Stated task
Write out all of the records precisely. Skip anything that is a picture.

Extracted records
_ _ _ _

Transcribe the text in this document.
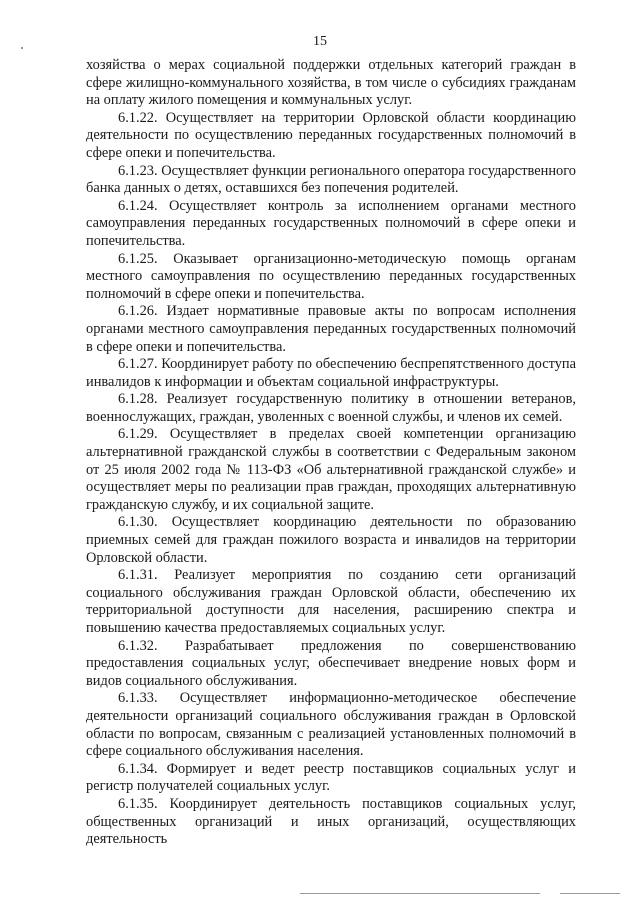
15

хозяйства о мерах социальной поддержки отдельных категорий граждан в сфере жилищно-коммунального хозяйства, в том числе о субсидиях гражданам на оплату жилого помещения и коммунальных услуг.

6.1.22. Осуществляет на территории Орловской области координацию деятельности по осуществлению переданных государственных полномочий в сфере опеки и попечительства.

6.1.23. Осуществляет функции регионального оператора государственного банка данных о детях, оставшихся без попечения родителей.

6.1.24. Осуществляет контроль за исполнением органами местного самоуправления переданных государственных полномочий в сфере опеки и попечительства.

6.1.25. Оказывает организационно-методическую помощь органам местного самоуправления по осуществлению переданных государственных полномочий в сфере опеки и попечительства.

6.1.26. Издает нормативные правовые акты по вопросам исполнения органами местного самоуправления переданных государственных полномочий в сфере опеки и попечительства.

6.1.27. Координирует работу по обеспечению беспрепятственного доступа инвалидов к информации и объектам социальной инфраструктуры.

6.1.28. Реализует государственную политику в отношении ветеранов, военнослужащих, граждан, уволенных с военной службы, и членов их семей.

6.1.29. Осуществляет в пределах своей компетенции организацию альтернативной гражданской службы в соответствии с Федеральным законом от 25 июля 2002 года № 113-ФЗ «Об альтернативной гражданской службе» и осуществляет меры по реализации прав граждан, проходящих альтернативную гражданскую службу, и их социальной защите.

6.1.30. Осуществляет координацию деятельности по образованию приемных семей для граждан пожилого возраста и инвалидов на территории Орловской области.

6.1.31. Реализует мероприятия по созданию сети организаций социального обслуживания граждан Орловской области, обеспечению их территориальной доступности для населения, расширению спектра и повышению качества предоставляемых социальных услуг.

6.1.32. Разрабатывает предложения по совершенствованию предоставления социальных услуг, обеспечивает внедрение новых форм и видов социального обслуживания.

6.1.33. Осуществляет информационно-методическое обеспечение деятельности организаций социального обслуживания граждан в Орловской области по вопросам, связанным с реализацией установленных полномочий в сфере социального обслуживания населения.

6.1.34. Формирует и ведет реестр поставщиков социальных услуг и регистр получателей социальных услуг.

6.1.35. Координирует деятельность поставщиков социальных услуг, общественных организаций и иных организаций, осуществляющих деятельность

_ _ _ _

Result for this exercise
Transcribe the text in this document.
15

хозяйства о мерах социальной поддержки отдельных категорий граждан в сфере жилищно-коммунального хозяйства, в том числе о субсидиях гражданам на оплату жилого помещения и коммунальных услуг.

6.1.22. Осуществляет на территории Орловской области координацию деятельности по осуществлению переданных государственных полномочий в сфере опеки и попечительства.

6.1.23. Осуществляет функции регионального оператора государственного банка данных о детях, оставшихся без попечения родителей.

6.1.24. Осуществляет контроль за исполнением органами местного самоуправления переданных государственных полномочий в сфере опеки и попечительства.

6.1.25. Оказывает организационно-методическую помощь органам местного самоуправления по осуществлению переданных государственных полномочий в сфере опеки и попечительства.

6.1.26. Издает нормативные правовые акты по вопросам исполнения органами местного самоуправления переданных государственных полномочий в сфере опеки и попечительства.

6.1.27. Координирует работу по обеспечению беспрепятственного доступа инвалидов к информации и объектам социальной инфраструктуры.

6.1.28. Реализует государственную политику в отношении ветеранов, военнослужащих, граждан, уволенных с военной службы, и членов их семей.

6.1.29. Осуществляет в пределах своей компетенции организацию альтернативной гражданской службы в соответствии с Федеральным законом от 25 июля 2002 года № 113-ФЗ «Об альтернативной гражданской службе» и осуществляет меры по реализации прав граждан, проходящих альтернативную гражданскую службу, и их социальной защите.

6.1.30. Осуществляет координацию деятельности по образованию приемных семей для граждан пожилого возраста и инвалидов на территории Орловской области.

6.1.31. Реализует мероприятия по созданию сети организаций социального обслуживания граждан Орловской области, обеспечению их территориальной доступности для населения, расширению спектра и повышению качества предоставляемых социальных услуг.

6.1.32. Разрабатывает предложения по совершенствованию предоставления социальных услуг, обеспечивает внедрение новых форм и видов социального обслуживания.

6.1.33. Осуществляет информационно-методическое обеспечение деятельности организаций социального обслуживания граждан в Орловской области по вопросам, связанным с реализацией установленных полномочий в сфере социального обслуживания населения.

6.1.34. Формирует и ведет реестр поставщиков социальных услуг и регистр получателей социальных услуг.

6.1.35. Координирует деятельность поставщиков социальных услуг, общественных организаций и иных организаций, осуществляющих деятельность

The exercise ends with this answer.